Available records |
|---|
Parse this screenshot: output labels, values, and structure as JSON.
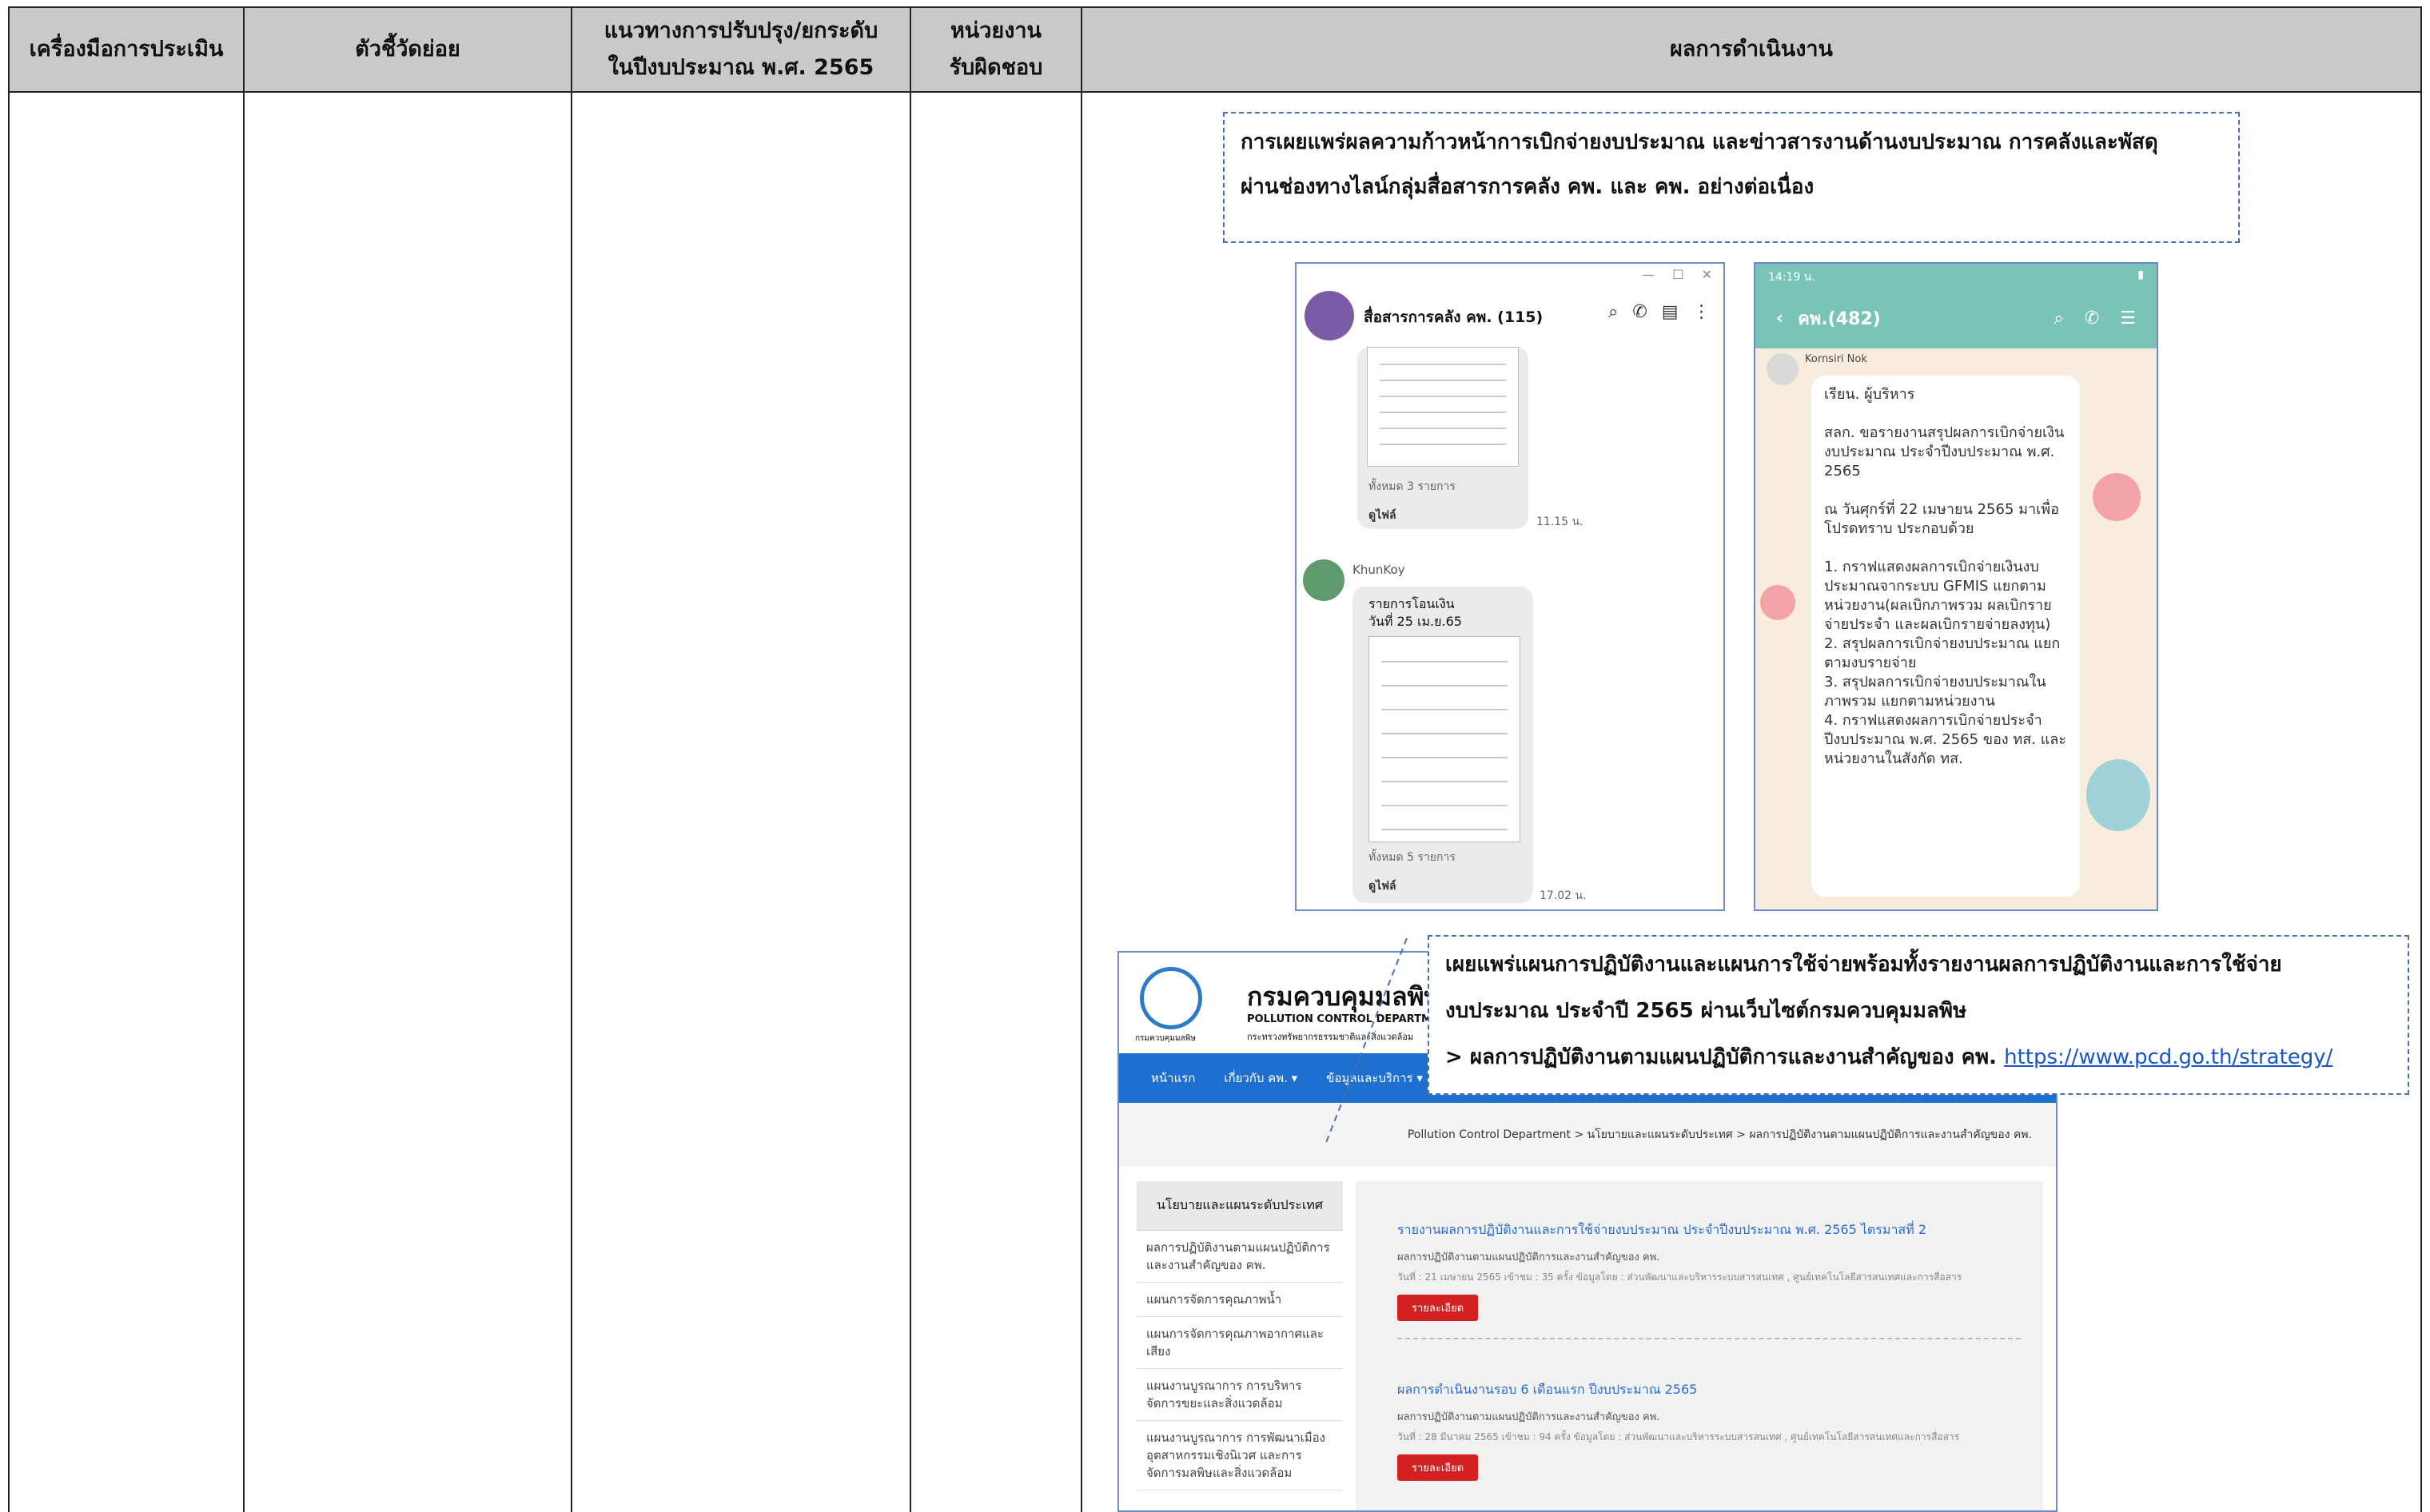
{
  "table": {
    "headers": [
      "เครื่องมือการประเมิน",
      "ตัวชี้วัดย่อย",
      "แนวทางการปรับปรุง/ยกระดับ\nในปีงบประมาณ พ.ศ. 2565",
      "หน่วยงาน\nรับผิดชอบ",
      "ผลการดำเนินงาน"
    ]
  },
  "callout1": {
    "line1": "การเผยแพร่ผลความก้าวหน้าการเบิกจ่ายงบประมาณ และข่าวสารงานด้านงบประมาณ การคลังและพัสดุ",
    "line2": "ผ่านช่องทางไลน์กลุ่มสื่อสารการคลัง คพ. และ คพ. อย่างต่อเนื่อง"
  },
  "line_desktop": {
    "group_name": "สื่อสารการคลัง คพ. (115)",
    "msg1": {
      "total": "ทั้งหมด 3 รายการ",
      "view": "ดูไฟล์",
      "time": "11.15 น."
    },
    "sender2": "KhunKoy",
    "msg2": {
      "title": "รายการโอนเงิน",
      "date": "วันที่ 25 เม.ย.65",
      "total": "ทั้งหมด 5 รายการ",
      "view": "ดูไฟล์",
      "time": "17.02 น."
    }
  },
  "line_mobile": {
    "status_time": "14:19 น.",
    "chat_title": "คพ.(482)",
    "sender": "Kornsiri Nok",
    "message": "เรียน. ผู้บริหาร\n\nสลก. ขอรายงานสรุปผลการเบิกจ่ายเงินงบประมาณ ประจำปีงบประมาณ พ.ศ. 2565\n\nณ วันศุกร์ที่ 22 เมษายน 2565 มาเพื่อโปรดทราบ ประกอบด้วย\n\n1. กราฟแสดงผลการเบิกจ่ายเงินงบประมาณจากระบบ GFMIS แยกตามหน่วยงาน(ผลเบิกภาพรวม ผลเบิกรายจ่ายประจำ และผลเบิกรายจ่ายลงทุน)\n2. สรุปผลการเบิกจ่ายงบประมาณ แยกตามงบรายจ่าย\n3. สรุปผลการเบิกจ่ายงบประมาณในภาพรวม แยกตามหน่วยงาน\n4. กราฟแสดงผลการเบิกจ่ายประจำปีงบประมาณ พ.ศ. 2565 ของ ทส. และหน่วยงานในสังกัด ทส."
  },
  "callout2": {
    "line1": "เผยแพร่แผนการปฏิบัติงานและแผนการใช้จ่ายพร้อมทั้งรายงานผลการปฏิบัติงานและการใช้จ่าย",
    "line2": "งบประมาณ ประจำปี 2565 ผ่านเว็บไซต์กรมควบคุมมลพิษ",
    "line3_prefix": "> ผลการปฏิบัติงานตามแผนปฏิบัติการและงานสำคัญของ คพ.",
    "link": "https://www.pcd.go.th/strategy/"
  },
  "website": {
    "org_th": "กรมควบคุมมลพิษ",
    "org_en": "POLLUTION CONTROL DEPARTMENT",
    "ministry": "กระทรวงทรัพยากรธรรมชาติและสิ่งแวดล้อม",
    "logo_caption": "กรมควบคุมมลพิษ",
    "nav": [
      "หน้าแรก",
      "เกี่ยวกับ คพ. ▾",
      "ข้อมูลและบริการ ▾"
    ],
    "breadcrumb": "Pollution Control Department > นโยบายและแผนระดับประเทศ > ผลการปฏิบัติงานตามแผนปฏิบัติการและงานสำคัญของ คพ.",
    "sidebar_title": "นโยบายและแผนระดับประเทศ",
    "sidebar_items": [
      "ผลการปฏิบัติงานตามแผนปฏิบัติการและงานสำคัญของ คพ.",
      "แผนการจัดการคุณภาพน้ำ",
      "แผนการจัดการคุณภาพอากาศและเสียง",
      "แผนงานบูรณาการ การบริหารจัดการขยะและสิ่งแวดล้อม",
      "แผนงานบูรณาการ การพัฒนาเมืองอุตสาหกรรมเชิงนิเวศ และการจัดการมลพิษและสิ่งแวดล้อม"
    ],
    "articles": [
      {
        "title": "รายงานผลการปฏิบัติงานและการใช้จ่ายงบประมาณ ประจำปีงบประมาณ พ.ศ. 2565 ไตรมาสที่ 2",
        "sub": "ผลการปฏิบัติงานตามแผนปฏิบัติการและงานสำคัญของ คพ.",
        "meta": "วันที่ : 21 เมษายน 2565   เข้าชม : 35 ครั้ง   ข้อมูลโดย : ส่วนพัฒนาและบริหารระบบสารสนเทศ , ศูนย์เทคโนโลยีสารสนเทศและการสื่อสาร",
        "button": "รายละเอียด"
      },
      {
        "title": "ผลการดำเนินงานรอบ 6 เดือนแรก ปีงบประมาณ 2565",
        "sub": "ผลการปฏิบัติงานตามแผนปฏิบัติการและงานสำคัญของ คพ.",
        "meta": "วันที่ : 28 มีนาคม 2565   เข้าชม : 94 ครั้ง   ข้อมูลโดย : ส่วนพัฒนาและบริหารระบบสารสนเทศ , ศูนย์เทคโนโลยีสารสนเทศและการสื่อสาร",
        "button": "รายละเอียด"
      }
    ]
  }
}
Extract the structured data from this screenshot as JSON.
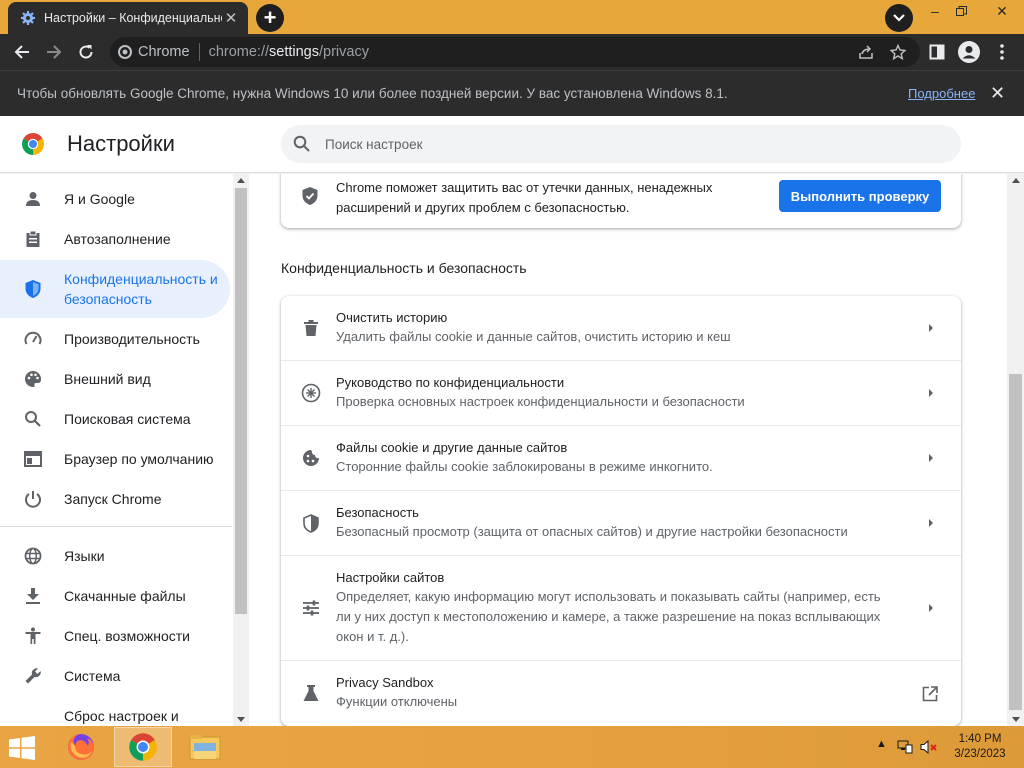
{
  "browser": {
    "tab_title": "Настройки – Конфиденциальность",
    "omnibox_chip": "Chrome",
    "url_prefix": "chrome://",
    "url_path": "settings",
    "url_suffix": "/privacy"
  },
  "infobar": {
    "message": "Чтобы обновлять Google Chrome, нужна Windows 10 или более поздней версии. У вас установлена Windows 8.1.",
    "link": "Подробнее"
  },
  "header": {
    "title": "Настройки",
    "search_placeholder": "Поиск настроек"
  },
  "sidebar": {
    "items": [
      {
        "label": "Я и Google",
        "icon": "person-icon"
      },
      {
        "label": "Автозаполнение",
        "icon": "clipboard-icon"
      },
      {
        "label": "Конфиденциальность и безопасность",
        "icon": "shield-icon",
        "active": true
      },
      {
        "label": "Производительность",
        "icon": "speedometer-icon"
      },
      {
        "label": "Внешний вид",
        "icon": "palette-icon"
      },
      {
        "label": "Поисковая система",
        "icon": "search-icon"
      },
      {
        "label": "Браузер по умолчанию",
        "icon": "browser-icon"
      },
      {
        "label": "Запуск Chrome",
        "icon": "power-icon"
      },
      {
        "label": "Языки",
        "icon": "globe-icon"
      },
      {
        "label": "Скачанные файлы",
        "icon": "download-icon"
      },
      {
        "label": "Спец. возможности",
        "icon": "accessibility-icon"
      },
      {
        "label": "Система",
        "icon": "wrench-icon"
      },
      {
        "label": "Сброс настроек и",
        "icon": "reset-icon"
      }
    ]
  },
  "safety_check": {
    "text": "Chrome поможет защитить вас от утечки данных, ненадежных расширений и других проблем с безопасностью.",
    "button": "Выполнить проверку"
  },
  "privacy": {
    "section_title": "Конфиденциальность и безопасность",
    "rows": [
      {
        "title": "Очистить историю",
        "subtitle": "Удалить файлы cookie и данные сайтов, очистить историю и кеш",
        "icon": "trash-icon"
      },
      {
        "title": "Руководство по конфиденциальности",
        "subtitle": "Проверка основных настроек конфиденциальности и безопасности",
        "icon": "compass-icon"
      },
      {
        "title": "Файлы cookie и другие данные сайтов",
        "subtitle": "Сторонние файлы cookie заблокированы в режиме инкогнито.",
        "icon": "cookie-icon"
      },
      {
        "title": "Безопасность",
        "subtitle": "Безопасный просмотр (защита от опасных сайтов) и другие настройки безопасности",
        "icon": "security-shield-icon"
      },
      {
        "title": "Настройки сайтов",
        "subtitle": "Определяет, какую информацию могут использовать и показывать сайты (например, есть ли у них доступ к местоположению и камере, а также разрешение на показ всплывающих окон и т. д.).",
        "icon": "sliders-icon"
      },
      {
        "title": "Privacy Sandbox",
        "subtitle": "Функции отключены",
        "icon": "flask-icon"
      }
    ]
  },
  "taskbar": {
    "time": "1:40 PM",
    "date": "3/23/2023"
  },
  "colors": {
    "accent": "#1a73e8",
    "frame": "#e8a73a",
    "toolbar": "#2c2c2c"
  }
}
|---|
Reproduce every line from the entries that holds the word "настроек".

    "search_placeholder": "Поиск настроек"
        "label": "Сброс настроек и",
        "subtitle": "Проверка основных настроек конфиденциальности и безопасности",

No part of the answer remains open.